# INPUT ROWS
-------

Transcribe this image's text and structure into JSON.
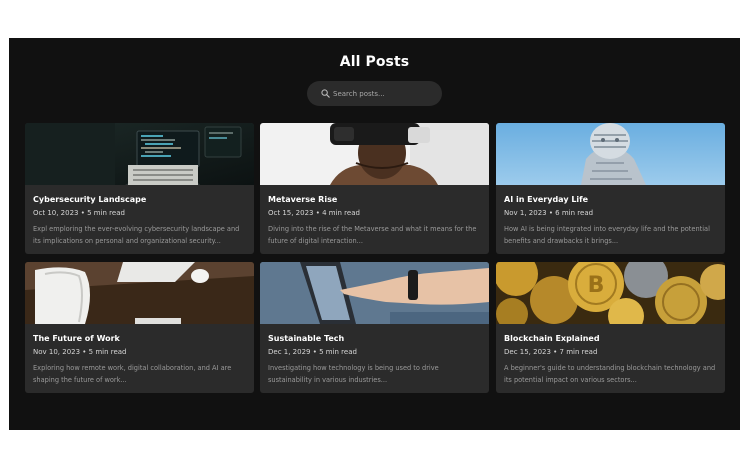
{
  "page": {
    "title": "All Posts",
    "search_placeholder": "Search posts..."
  },
  "colors": {
    "background": "#111111",
    "card": "#2b2b2b",
    "search": "#2b2b2b",
    "title_text": "#ffffff",
    "meta_text": "#d6d6d6",
    "excerpt_text": "#9a9a9a"
  },
  "posts": [
    {
      "title": "Cybersecurity Landscape",
      "date": "Oct 10, 2023",
      "read_time": "5 min read",
      "meta": "Oct 10, 2023 • 5 min read",
      "excerpt": "Expl emploring the ever-evolving cybersecurity landscape and its implications on personal and organizational security...",
      "image": "laptop-code-photo"
    },
    {
      "title": "Metaverse Rise",
      "date": "Oct 15, 2023",
      "read_time": "4 min read",
      "meta": "Oct 15, 2023 • 4 min read",
      "excerpt": "Diving into the rise of the Metaverse and what it means for the future of digital interaction...",
      "image": "vr-headset-photo"
    },
    {
      "title": "AI in Everyday Life",
      "date": "Nov 1, 2023",
      "read_time": "6 min read",
      "meta": "Nov 1, 2023 • 6 min read",
      "excerpt": "How AI is being integrated into everyday life and the potential benefits and drawbacks it brings...",
      "image": "robot-figure-photo"
    },
    {
      "title": "The Future of Work",
      "date": "Nov 10, 2023",
      "read_time": "5 min read",
      "meta": "Nov 10, 2023 • 5 min read",
      "excerpt": "Exploring how remote work, digital collaboration, and AI are shaping the future of work...",
      "image": "desk-mouse-photo"
    },
    {
      "title": "Sustainable Tech",
      "date": "Dec 1, 2029",
      "read_time": "5 min read",
      "meta": "Dec 1, 2029 • 5 min read",
      "excerpt": "Investigating how technology is being used to drive sustainability in various industries...",
      "image": "hand-pointing-photo"
    },
    {
      "title": "Blockchain Explained",
      "date": "Dec 15, 2023",
      "read_time": "7 min read",
      "meta": "Dec 15, 2023 • 7 min read",
      "excerpt": "A beginner's guide to understanding blockchain technology and its potential impact on various sectors...",
      "image": "gold-coins-photo"
    }
  ]
}
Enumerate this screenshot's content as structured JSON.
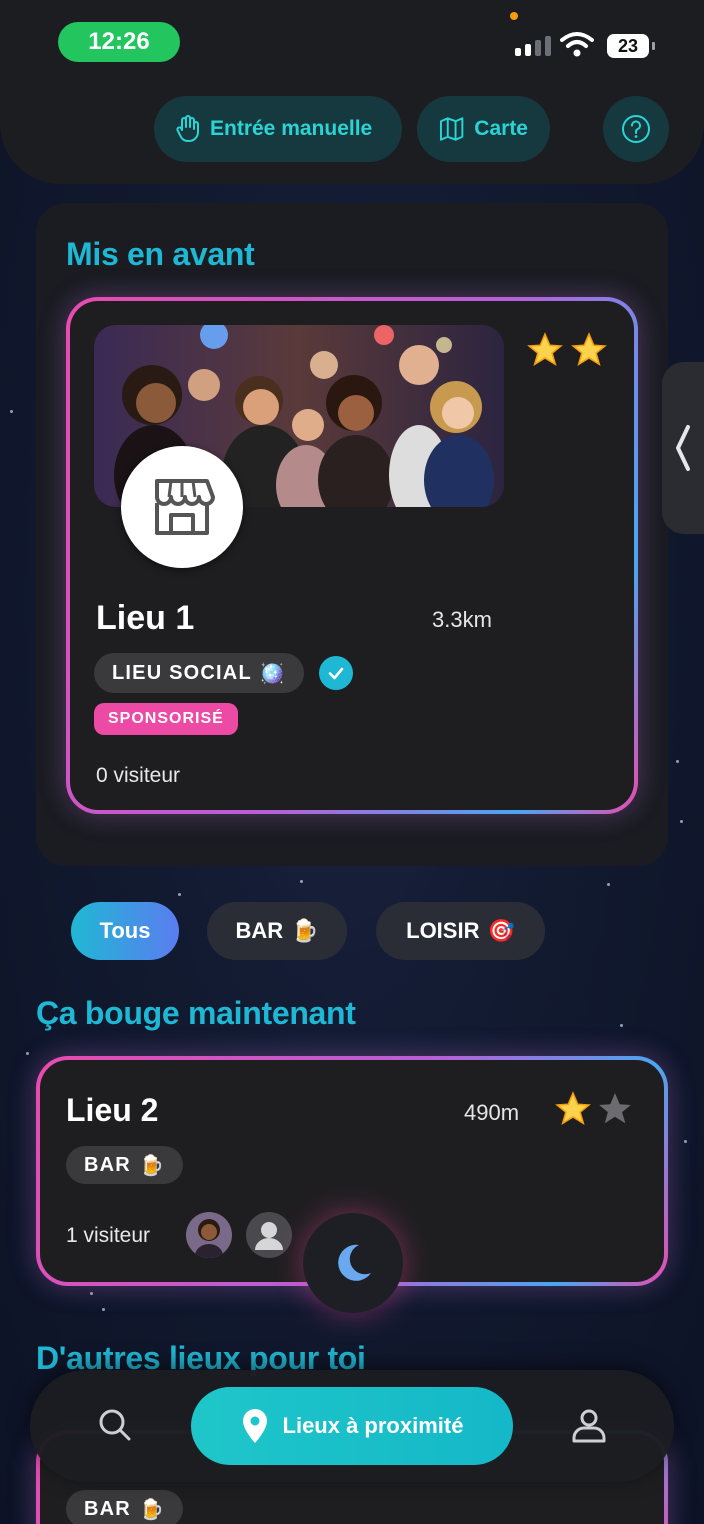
{
  "status_bar": {
    "time": "12:26",
    "battery": "23"
  },
  "header": {
    "manual_entry_label": "Entrée manuelle",
    "map_label": "Carte"
  },
  "featured": {
    "title": "Mis en avant",
    "venue": {
      "name": "Lieu 1",
      "distance": "3.3km",
      "rating": 2,
      "rating_max": 2,
      "category": "LIEU SOCIAL",
      "category_emoji": "🪩",
      "verified": true,
      "sponsored_label": "SPONSORISÉ",
      "visitors": "0 visiteur"
    }
  },
  "filters": {
    "tous": "Tous",
    "bar": "BAR",
    "bar_emoji": "🍺",
    "loisir": "LOISIR",
    "loisir_emoji": "🎯"
  },
  "now": {
    "title": "Ça bouge maintenant",
    "venue": {
      "name": "Lieu 2",
      "distance": "490m",
      "rating": 1,
      "rating_max": 2,
      "category": "BAR",
      "category_emoji": "🍺",
      "visitors": "1 visiteur"
    }
  },
  "others": {
    "title": "D'autres lieux pour toi",
    "venue": {
      "category": "BAR",
      "category_emoji": "🍺"
    }
  },
  "bottom_nav": {
    "nearby_label": "Lieux à proximité"
  },
  "colors": {
    "accent_cyan": "#1fb8d4",
    "accent_pink": "#ec4aa5",
    "background": "#121a30"
  }
}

-------

# EXERCISE BRIEF
In your copy, leave out the pictures and reproduce the material above exactly.

# CORRECT RESULT
Transcribe this image's text and structure into JSON.
{
  "page": {
    "title": "All Posts",
    "search_placeholder": "Search posts..."
  },
  "colors": {
    "background": "#111111",
    "card": "#2b2b2b",
    "search": "#2b2b2b",
    "title_text": "#ffffff",
    "meta_text": "#d6d6d6",
    "excerpt_text": "#9a9a9a"
  },
  "posts": [
    {
      "title": "Cybersecurity Landscape",
      "date": "Oct 10, 2023",
      "read_time": "5 min read",
      "meta": "Oct 10, 2023 • 5 min read",
      "excerpt": "Expl emploring the ever-evolving cybersecurity landscape and its implications on personal and organizational security...",
      "image": "laptop-code-photo"
    },
    {
      "title": "Metaverse Rise",
      "date": "Oct 15, 2023",
      "read_time": "4 min read",
      "meta": "Oct 15, 2023 • 4 min read",
      "excerpt": "Diving into the rise of the Metaverse and what it means for the future of digital interaction...",
      "image": "vr-headset-photo"
    },
    {
      "title": "AI in Everyday Life",
      "date": "Nov 1, 2023",
      "read_time": "6 min read",
      "meta": "Nov 1, 2023 • 6 min read",
      "excerpt": "How AI is being integrated into everyday life and the potential benefits and drawbacks it brings...",
      "image": "robot-figure-photo"
    },
    {
      "title": "The Future of Work",
      "date": "Nov 10, 2023",
      "read_time": "5 min read",
      "meta": "Nov 10, 2023 • 5 min read",
      "excerpt": "Exploring how remote work, digital collaboration, and AI are shaping the future of work...",
      "image": "desk-mouse-photo"
    },
    {
      "title": "Sustainable Tech",
      "date": "Dec 1, 2029",
      "read_time": "5 min read",
      "meta": "Dec 1, 2029 • 5 min read",
      "excerpt": "Investigating how technology is being used to drive sustainability in various industries...",
      "image": "hand-pointing-photo"
    },
    {
      "title": "Blockchain Explained",
      "date": "Dec 15, 2023",
      "read_time": "7 min read",
      "meta": "Dec 15, 2023 • 7 min read",
      "excerpt": "A beginner's guide to understanding blockchain technology and its potential impact on various sectors...",
      "image": "gold-coins-photo"
    }
  ]
}
Enumerate this screenshot's content as structured JSON.
{
  "status_bar": {
    "time": "12:26",
    "battery": "23"
  },
  "header": {
    "manual_entry_label": "Entrée manuelle",
    "map_label": "Carte"
  },
  "featured": {
    "title": "Mis en avant",
    "venue": {
      "name": "Lieu 1",
      "distance": "3.3km",
      "rating": 2,
      "rating_max": 2,
      "category": "LIEU SOCIAL",
      "category_emoji": "🪩",
      "verified": true,
      "sponsored_label": "SPONSORISÉ",
      "visitors": "0 visiteur"
    }
  },
  "filters": {
    "tous": "Tous",
    "bar": "BAR",
    "bar_emoji": "🍺",
    "loisir": "LOISIR",
    "loisir_emoji": "🎯"
  },
  "now": {
    "title": "Ça bouge maintenant",
    "venue": {
      "name": "Lieu 2",
      "distance": "490m",
      "rating": 1,
      "rating_max": 2,
      "category": "BAR",
      "category_emoji": "🍺",
      "visitors": "1 visiteur"
    }
  },
  "others": {
    "title": "D'autres lieux pour toi",
    "venue": {
      "category": "BAR",
      "category_emoji": "🍺"
    }
  },
  "bottom_nav": {
    "nearby_label": "Lieux à proximité"
  },
  "colors": {
    "accent_cyan": "#1fb8d4",
    "accent_pink": "#ec4aa5",
    "background": "#121a30"
  }
}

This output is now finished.